EXTRACTED MATERIAL ::
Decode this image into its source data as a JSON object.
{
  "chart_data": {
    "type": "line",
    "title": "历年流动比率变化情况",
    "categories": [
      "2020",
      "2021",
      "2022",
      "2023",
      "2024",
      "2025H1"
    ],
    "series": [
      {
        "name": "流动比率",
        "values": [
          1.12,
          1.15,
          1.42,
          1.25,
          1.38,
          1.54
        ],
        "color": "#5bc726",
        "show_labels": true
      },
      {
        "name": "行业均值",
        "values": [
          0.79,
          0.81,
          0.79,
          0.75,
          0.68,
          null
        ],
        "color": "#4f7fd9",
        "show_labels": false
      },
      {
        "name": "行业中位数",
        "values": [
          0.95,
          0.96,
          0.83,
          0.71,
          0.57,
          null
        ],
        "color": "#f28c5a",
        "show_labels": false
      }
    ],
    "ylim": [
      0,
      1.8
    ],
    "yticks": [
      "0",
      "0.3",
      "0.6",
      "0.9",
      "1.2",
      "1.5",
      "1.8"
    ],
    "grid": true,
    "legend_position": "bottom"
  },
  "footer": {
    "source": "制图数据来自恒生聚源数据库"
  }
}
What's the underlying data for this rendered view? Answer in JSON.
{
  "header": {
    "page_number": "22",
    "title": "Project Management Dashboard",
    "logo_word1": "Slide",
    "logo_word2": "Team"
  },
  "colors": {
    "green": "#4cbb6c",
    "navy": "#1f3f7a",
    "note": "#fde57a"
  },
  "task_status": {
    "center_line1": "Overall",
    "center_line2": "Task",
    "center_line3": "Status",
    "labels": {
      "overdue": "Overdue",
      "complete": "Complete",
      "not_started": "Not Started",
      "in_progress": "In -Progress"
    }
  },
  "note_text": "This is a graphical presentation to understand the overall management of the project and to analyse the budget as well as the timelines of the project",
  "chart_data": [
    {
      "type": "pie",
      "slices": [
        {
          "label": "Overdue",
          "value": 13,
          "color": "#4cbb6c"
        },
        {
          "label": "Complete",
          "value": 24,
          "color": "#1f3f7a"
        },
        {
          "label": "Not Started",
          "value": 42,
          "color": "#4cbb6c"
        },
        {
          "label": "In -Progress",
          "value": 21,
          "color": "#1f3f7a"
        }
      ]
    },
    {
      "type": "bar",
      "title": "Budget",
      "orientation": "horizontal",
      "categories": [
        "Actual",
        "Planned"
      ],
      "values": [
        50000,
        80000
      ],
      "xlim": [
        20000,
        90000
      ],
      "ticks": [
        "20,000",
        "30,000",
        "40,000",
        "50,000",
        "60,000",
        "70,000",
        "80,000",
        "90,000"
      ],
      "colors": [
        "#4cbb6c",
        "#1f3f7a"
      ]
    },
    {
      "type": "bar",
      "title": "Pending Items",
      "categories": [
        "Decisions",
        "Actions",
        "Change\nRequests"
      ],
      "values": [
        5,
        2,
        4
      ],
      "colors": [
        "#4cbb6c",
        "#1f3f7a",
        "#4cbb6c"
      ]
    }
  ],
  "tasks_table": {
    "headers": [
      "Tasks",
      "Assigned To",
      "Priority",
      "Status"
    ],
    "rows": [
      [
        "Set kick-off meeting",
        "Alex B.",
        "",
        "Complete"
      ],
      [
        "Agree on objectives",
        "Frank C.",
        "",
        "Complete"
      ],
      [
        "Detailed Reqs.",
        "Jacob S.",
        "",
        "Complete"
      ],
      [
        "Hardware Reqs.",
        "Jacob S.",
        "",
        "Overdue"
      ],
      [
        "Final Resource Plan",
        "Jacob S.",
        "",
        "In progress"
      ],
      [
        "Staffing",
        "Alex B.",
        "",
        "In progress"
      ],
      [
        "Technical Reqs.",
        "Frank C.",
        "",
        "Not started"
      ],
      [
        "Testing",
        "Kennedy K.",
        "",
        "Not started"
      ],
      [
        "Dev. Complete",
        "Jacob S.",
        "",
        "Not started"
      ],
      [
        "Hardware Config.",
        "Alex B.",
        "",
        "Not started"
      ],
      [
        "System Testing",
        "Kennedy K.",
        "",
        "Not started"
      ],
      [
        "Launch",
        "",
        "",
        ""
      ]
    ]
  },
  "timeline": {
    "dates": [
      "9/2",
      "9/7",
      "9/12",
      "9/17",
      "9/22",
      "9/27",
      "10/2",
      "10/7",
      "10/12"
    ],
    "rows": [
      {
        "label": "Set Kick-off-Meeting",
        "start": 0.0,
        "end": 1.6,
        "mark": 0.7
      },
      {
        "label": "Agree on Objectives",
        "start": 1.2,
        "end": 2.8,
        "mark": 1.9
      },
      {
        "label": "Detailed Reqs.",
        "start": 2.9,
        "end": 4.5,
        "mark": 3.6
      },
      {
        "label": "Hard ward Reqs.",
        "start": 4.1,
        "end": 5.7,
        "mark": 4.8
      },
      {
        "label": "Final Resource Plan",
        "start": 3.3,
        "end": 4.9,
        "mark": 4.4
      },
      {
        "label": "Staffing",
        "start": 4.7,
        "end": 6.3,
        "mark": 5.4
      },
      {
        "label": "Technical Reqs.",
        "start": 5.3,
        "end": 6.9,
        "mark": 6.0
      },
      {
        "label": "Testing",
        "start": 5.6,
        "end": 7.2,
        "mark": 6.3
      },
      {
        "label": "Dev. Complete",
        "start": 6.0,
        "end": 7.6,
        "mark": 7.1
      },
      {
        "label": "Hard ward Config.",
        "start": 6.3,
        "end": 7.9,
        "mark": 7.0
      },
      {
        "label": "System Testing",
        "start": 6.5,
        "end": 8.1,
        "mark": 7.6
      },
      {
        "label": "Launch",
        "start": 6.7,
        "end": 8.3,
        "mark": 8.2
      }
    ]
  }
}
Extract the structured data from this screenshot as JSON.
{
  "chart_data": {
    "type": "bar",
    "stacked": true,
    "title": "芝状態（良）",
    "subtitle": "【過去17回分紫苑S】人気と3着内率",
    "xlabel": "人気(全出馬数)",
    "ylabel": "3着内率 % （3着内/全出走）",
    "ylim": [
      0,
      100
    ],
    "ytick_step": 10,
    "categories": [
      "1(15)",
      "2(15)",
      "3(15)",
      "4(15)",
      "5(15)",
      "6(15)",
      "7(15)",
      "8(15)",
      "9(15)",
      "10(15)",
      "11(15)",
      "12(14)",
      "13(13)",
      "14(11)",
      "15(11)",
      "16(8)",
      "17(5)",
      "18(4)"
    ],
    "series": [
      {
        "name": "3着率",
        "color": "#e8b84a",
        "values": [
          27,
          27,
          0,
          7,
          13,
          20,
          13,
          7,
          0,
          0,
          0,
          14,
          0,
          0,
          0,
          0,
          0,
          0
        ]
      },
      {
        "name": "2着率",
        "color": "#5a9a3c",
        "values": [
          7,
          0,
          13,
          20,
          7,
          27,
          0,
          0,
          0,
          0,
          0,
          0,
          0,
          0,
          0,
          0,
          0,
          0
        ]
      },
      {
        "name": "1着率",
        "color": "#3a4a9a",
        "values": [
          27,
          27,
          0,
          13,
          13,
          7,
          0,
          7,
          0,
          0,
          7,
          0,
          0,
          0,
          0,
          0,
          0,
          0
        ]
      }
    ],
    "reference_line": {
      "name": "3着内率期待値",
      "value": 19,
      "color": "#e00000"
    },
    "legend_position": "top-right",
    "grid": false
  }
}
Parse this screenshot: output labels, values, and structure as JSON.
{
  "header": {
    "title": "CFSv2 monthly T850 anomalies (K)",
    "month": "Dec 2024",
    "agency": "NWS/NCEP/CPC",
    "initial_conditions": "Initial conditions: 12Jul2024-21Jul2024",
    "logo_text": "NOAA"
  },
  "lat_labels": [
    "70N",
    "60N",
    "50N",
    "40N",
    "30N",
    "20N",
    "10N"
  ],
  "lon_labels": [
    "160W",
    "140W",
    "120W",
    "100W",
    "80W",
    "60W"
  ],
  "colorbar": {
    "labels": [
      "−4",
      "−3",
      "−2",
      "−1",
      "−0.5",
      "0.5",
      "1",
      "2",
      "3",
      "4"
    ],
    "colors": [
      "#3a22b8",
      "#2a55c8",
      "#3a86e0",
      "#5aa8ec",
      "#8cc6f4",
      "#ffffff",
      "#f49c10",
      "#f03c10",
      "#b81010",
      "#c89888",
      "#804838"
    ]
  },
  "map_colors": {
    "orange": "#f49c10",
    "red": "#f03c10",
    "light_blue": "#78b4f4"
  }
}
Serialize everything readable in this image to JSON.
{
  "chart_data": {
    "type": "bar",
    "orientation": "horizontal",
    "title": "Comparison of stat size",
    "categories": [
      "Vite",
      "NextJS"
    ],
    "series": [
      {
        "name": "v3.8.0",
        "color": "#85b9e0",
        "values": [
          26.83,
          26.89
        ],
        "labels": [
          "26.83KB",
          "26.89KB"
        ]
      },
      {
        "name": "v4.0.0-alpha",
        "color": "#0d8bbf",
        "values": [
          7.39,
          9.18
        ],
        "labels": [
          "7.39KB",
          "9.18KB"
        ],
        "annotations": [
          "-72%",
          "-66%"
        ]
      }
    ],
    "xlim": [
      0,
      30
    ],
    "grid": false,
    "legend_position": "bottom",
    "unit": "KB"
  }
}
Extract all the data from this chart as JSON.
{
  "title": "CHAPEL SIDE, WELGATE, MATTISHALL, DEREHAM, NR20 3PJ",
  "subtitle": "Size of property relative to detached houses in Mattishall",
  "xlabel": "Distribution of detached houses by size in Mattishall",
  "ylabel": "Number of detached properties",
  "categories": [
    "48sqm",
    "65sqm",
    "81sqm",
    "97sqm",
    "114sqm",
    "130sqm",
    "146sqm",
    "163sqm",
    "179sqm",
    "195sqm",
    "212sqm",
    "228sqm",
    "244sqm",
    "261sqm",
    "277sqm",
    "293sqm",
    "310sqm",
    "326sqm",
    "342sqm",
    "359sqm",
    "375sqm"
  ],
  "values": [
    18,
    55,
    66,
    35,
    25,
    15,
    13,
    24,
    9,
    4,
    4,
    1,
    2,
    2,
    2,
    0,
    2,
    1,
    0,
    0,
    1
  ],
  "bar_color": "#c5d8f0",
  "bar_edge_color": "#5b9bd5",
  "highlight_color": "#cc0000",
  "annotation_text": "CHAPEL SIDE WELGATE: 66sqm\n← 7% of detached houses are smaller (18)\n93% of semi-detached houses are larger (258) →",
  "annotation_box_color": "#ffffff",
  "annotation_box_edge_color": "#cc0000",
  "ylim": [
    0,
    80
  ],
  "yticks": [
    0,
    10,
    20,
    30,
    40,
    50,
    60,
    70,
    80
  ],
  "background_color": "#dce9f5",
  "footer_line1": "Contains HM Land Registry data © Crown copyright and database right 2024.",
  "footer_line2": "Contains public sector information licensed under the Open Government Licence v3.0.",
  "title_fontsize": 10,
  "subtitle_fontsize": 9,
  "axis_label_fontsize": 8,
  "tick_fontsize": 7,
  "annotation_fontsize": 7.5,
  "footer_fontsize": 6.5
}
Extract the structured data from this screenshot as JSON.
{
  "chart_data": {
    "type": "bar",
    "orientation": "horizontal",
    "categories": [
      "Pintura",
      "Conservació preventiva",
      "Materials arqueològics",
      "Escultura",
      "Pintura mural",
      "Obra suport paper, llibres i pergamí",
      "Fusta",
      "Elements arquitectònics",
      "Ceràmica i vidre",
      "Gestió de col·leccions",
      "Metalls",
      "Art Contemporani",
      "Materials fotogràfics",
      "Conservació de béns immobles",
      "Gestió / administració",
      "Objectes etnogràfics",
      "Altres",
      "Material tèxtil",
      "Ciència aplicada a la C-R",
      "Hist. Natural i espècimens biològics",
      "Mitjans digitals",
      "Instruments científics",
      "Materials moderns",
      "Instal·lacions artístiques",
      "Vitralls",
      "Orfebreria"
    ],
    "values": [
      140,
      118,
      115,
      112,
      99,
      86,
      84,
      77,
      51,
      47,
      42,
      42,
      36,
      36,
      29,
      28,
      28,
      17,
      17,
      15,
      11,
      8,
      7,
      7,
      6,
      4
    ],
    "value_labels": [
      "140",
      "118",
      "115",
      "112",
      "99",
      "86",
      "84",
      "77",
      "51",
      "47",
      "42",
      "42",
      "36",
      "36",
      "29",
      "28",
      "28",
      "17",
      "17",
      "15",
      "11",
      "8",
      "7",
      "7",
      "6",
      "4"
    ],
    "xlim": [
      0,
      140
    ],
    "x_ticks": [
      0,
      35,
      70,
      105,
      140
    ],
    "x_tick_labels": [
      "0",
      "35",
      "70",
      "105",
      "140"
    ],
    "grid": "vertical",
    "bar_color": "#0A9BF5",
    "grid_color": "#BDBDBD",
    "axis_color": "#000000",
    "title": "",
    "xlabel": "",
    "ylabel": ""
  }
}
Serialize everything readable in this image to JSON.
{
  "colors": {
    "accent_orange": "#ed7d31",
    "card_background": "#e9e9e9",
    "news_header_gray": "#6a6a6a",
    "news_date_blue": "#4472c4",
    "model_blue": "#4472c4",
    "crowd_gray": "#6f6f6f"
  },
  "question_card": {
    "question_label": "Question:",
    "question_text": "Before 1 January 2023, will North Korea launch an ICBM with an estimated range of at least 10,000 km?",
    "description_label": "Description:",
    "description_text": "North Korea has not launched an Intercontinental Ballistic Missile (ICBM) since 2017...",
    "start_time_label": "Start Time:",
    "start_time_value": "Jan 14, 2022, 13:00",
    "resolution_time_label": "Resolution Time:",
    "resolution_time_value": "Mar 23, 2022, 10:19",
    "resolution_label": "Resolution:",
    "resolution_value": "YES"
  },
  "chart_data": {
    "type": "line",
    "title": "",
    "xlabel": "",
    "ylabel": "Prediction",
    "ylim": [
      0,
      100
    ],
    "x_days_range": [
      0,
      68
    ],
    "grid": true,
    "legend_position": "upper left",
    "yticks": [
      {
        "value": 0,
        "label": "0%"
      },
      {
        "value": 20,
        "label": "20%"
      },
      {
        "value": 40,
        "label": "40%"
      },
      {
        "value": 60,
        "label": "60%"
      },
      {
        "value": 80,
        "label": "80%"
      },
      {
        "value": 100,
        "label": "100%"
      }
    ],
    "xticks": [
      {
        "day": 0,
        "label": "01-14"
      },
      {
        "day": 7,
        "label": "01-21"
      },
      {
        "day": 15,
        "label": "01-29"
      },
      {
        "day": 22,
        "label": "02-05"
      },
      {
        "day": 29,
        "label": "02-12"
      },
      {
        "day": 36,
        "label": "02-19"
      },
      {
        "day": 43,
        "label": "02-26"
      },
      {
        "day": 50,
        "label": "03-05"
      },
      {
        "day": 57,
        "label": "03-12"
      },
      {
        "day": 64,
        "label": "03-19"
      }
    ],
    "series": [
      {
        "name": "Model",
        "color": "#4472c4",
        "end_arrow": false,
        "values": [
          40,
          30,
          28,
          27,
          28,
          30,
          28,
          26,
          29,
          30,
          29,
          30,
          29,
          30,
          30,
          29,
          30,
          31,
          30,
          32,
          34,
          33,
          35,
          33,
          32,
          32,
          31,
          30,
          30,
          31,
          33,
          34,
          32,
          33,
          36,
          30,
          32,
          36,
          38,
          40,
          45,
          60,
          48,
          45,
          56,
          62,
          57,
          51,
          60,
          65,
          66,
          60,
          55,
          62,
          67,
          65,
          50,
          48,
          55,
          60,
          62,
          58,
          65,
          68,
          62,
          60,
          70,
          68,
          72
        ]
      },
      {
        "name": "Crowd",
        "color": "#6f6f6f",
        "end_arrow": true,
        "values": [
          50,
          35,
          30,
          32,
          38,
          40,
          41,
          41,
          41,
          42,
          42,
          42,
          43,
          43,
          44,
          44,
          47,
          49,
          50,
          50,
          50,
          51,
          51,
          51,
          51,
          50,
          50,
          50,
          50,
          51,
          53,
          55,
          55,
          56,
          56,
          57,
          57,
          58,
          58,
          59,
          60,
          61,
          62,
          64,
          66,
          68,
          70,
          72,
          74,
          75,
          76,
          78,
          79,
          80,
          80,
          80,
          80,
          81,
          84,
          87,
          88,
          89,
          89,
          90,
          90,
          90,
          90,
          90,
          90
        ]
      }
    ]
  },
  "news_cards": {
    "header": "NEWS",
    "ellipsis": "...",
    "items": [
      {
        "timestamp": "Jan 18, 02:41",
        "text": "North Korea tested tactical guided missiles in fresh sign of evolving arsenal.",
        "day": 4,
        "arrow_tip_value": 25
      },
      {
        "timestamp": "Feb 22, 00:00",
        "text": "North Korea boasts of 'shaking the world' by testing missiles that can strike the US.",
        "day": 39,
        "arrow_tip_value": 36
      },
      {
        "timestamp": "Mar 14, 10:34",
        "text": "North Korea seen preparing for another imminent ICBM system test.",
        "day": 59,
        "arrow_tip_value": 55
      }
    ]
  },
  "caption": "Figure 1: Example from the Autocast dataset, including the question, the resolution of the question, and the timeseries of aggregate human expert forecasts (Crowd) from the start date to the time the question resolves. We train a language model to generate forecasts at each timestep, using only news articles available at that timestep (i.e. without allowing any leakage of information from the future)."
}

PROBLEM TO WORK ON :: Scan the entries above for the word "ward" and collect each line holding it.

REPLY TO THE TASK ::
        "label": "Hard ward Reqs.",
        "label": "Hard ward Config.",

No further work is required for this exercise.